◆ AIM OF THE TASK:
Would you repeat every line below exactly, please?

━━ SOURCE DATA

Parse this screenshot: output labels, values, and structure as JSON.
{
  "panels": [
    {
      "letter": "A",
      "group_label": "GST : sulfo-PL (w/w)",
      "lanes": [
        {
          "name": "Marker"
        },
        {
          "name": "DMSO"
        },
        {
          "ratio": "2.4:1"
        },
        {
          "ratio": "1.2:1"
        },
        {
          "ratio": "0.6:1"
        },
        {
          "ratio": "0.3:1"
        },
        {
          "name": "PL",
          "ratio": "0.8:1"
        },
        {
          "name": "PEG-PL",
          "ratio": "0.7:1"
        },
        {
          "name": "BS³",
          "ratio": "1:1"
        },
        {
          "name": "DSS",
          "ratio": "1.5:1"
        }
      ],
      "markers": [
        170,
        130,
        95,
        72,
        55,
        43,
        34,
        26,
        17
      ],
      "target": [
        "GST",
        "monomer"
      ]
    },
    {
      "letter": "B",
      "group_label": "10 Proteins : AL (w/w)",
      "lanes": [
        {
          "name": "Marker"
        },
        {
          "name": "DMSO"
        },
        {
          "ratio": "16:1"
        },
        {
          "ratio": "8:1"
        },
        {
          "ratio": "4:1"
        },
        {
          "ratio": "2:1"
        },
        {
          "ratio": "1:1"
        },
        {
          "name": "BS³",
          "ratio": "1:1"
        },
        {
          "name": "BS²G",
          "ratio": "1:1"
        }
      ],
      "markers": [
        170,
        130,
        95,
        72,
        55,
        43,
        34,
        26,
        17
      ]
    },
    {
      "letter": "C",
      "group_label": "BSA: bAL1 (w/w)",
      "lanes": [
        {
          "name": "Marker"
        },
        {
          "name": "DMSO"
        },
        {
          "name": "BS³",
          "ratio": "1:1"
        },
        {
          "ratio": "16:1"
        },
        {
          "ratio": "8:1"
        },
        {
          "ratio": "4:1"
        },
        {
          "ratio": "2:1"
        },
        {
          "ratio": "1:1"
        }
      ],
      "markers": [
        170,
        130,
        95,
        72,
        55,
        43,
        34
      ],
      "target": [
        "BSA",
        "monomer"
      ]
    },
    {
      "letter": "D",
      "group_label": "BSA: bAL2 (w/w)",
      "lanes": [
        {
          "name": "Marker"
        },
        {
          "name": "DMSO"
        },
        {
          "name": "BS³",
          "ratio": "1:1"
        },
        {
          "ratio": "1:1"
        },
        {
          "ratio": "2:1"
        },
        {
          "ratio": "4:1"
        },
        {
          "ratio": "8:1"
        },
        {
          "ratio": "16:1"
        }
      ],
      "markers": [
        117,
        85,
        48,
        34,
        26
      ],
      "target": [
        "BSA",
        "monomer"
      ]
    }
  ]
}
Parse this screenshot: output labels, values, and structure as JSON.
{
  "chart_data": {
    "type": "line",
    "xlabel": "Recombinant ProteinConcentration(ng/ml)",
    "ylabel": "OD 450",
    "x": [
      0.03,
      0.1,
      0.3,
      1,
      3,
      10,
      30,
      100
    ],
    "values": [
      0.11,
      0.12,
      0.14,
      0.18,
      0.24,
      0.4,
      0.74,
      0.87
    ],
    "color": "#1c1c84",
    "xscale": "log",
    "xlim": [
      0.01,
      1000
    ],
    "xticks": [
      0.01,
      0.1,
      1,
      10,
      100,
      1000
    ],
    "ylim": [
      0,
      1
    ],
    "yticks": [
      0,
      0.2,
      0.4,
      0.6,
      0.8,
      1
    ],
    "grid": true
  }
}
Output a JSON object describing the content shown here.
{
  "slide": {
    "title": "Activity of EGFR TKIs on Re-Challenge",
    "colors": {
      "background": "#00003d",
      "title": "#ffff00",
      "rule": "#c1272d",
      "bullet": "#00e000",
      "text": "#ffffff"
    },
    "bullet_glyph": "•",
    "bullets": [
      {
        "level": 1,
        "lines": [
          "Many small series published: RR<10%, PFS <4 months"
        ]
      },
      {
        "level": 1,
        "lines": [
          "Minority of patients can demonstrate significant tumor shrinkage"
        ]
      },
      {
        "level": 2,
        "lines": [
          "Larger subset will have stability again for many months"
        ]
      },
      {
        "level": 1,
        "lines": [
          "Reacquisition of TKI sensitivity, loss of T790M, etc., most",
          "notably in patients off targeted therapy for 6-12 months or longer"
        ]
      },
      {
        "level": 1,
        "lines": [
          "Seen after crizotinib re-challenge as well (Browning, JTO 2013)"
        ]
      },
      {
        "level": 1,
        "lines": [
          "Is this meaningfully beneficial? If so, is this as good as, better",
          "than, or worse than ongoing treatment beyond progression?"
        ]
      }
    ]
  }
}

━━━━

◆ WRITTEN SOLUTION:
Parse this screenshot: output labels, values, and structure as JSON.
{
  "panels": [
    {
      "letter": "A",
      "group_label": "GST : sulfo-PL (w/w)",
      "lanes": [
        {
          "name": "Marker"
        },
        {
          "name": "DMSO"
        },
        {
          "ratio": "2.4:1"
        },
        {
          "ratio": "1.2:1"
        },
        {
          "ratio": "0.6:1"
        },
        {
          "ratio": "0.3:1"
        },
        {
          "name": "PL",
          "ratio": "0.8:1"
        },
        {
          "name": "PEG-PL",
          "ratio": "0.7:1"
        },
        {
          "name": "BS³",
          "ratio": "1:1"
        },
        {
          "name": "DSS",
          "ratio": "1.5:1"
        }
      ],
      "markers": [
        170,
        130,
        95,
        72,
        55,
        43,
        34,
        26,
        17
      ],
      "target": [
        "GST",
        "monomer"
      ]
    },
    {
      "letter": "B",
      "group_label": "10 Proteins : AL (w/w)",
      "lanes": [
        {
          "name": "Marker"
        },
        {
          "name": "DMSO"
        },
        {
          "ratio": "16:1"
        },
        {
          "ratio": "8:1"
        },
        {
          "ratio": "4:1"
        },
        {
          "ratio": "2:1"
        },
        {
          "ratio": "1:1"
        },
        {
          "name": "BS³",
          "ratio": "1:1"
        },
        {
          "name": "BS²G",
          "ratio": "1:1"
        }
      ],
      "markers": [
        170,
        130,
        95,
        72,
        55,
        43,
        34,
        26,
        17
      ]
    },
    {
      "letter": "C",
      "group_label": "BSA: bAL1 (w/w)",
      "lanes": [
        {
          "name": "Marker"
        },
        {
          "name": "DMSO"
        },
        {
          "name": "BS³",
          "ratio": "1:1"
        },
        {
          "ratio": "16:1"
        },
        {
          "ratio": "8:1"
        },
        {
          "ratio": "4:1"
        },
        {
          "ratio": "2:1"
        },
        {
          "ratio": "1:1"
        }
      ],
      "markers": [
        170,
        130,
        95,
        72,
        55,
        43,
        34
      ],
      "target": [
        "BSA",
        "monomer"
      ]
    },
    {
      "letter": "D",
      "group_label": "BSA: bAL2 (w/w)",
      "lanes": [
        {
          "name": "Marker"
        },
        {
          "name": "DMSO"
        },
        {
          "name": "BS³",
          "ratio": "1:1"
        },
        {
          "ratio": "1:1"
        },
        {
          "ratio": "2:1"
        },
        {
          "ratio": "4:1"
        },
        {
          "ratio": "8:1"
        },
        {
          "ratio": "16:1"
        }
      ],
      "markers": [
        117,
        85,
        48,
        34,
        26
      ],
      "target": [
        "BSA",
        "monomer"
      ]
    }
  ]
}
Parse this screenshot: output labels, values, and structure as JSON.
{
  "chart_data": {
    "type": "line",
    "xlabel": "Recombinant ProteinConcentration(ng/ml)",
    "ylabel": "OD 450",
    "x": [
      0.03,
      0.1,
      0.3,
      1,
      3,
      10,
      30,
      100
    ],
    "values": [
      0.11,
      0.12,
      0.14,
      0.18,
      0.24,
      0.4,
      0.74,
      0.87
    ],
    "color": "#1c1c84",
    "xscale": "log",
    "xlim": [
      0.01,
      1000
    ],
    "xticks": [
      0.01,
      0.1,
      1,
      10,
      100,
      1000
    ],
    "ylim": [
      0,
      1
    ],
    "yticks": [
      0,
      0.2,
      0.4,
      0.6,
      0.8,
      1
    ],
    "grid": true
  }
}
Output a JSON object describing the content shown here.
{
  "slide": {
    "title": "Activity of EGFR TKIs on Re-Challenge",
    "colors": {
      "background": "#00003d",
      "title": "#ffff00",
      "rule": "#c1272d",
      "bullet": "#00e000",
      "text": "#ffffff"
    },
    "bullet_glyph": "•",
    "bullets": [
      {
        "level": 1,
        "lines": [
          "Many small series published: RR<10%, PFS <4 months"
        ]
      },
      {
        "level": 1,
        "lines": [
          "Minority of patients can demonstrate significant tumor shrinkage"
        ]
      },
      {
        "level": 2,
        "lines": [
          "Larger subset will have stability again for many months"
        ]
      },
      {
        "level": 1,
        "lines": [
          "Reacquisition of TKI sensitivity, loss of T790M, etc., most",
          "notably in patients off targeted therapy for 6-12 months or longer"
        ]
      },
      {
        "level": 1,
        "lines": [
          "Seen after crizotinib re-challenge as well (Browning, JTO 2013)"
        ]
      },
      {
        "level": 1,
        "lines": [
          "Is this meaningfully beneficial? If so, is this as good as, better",
          "than, or worse than ongoing treatment beyond progression?"
        ]
      }
    ]
  }
}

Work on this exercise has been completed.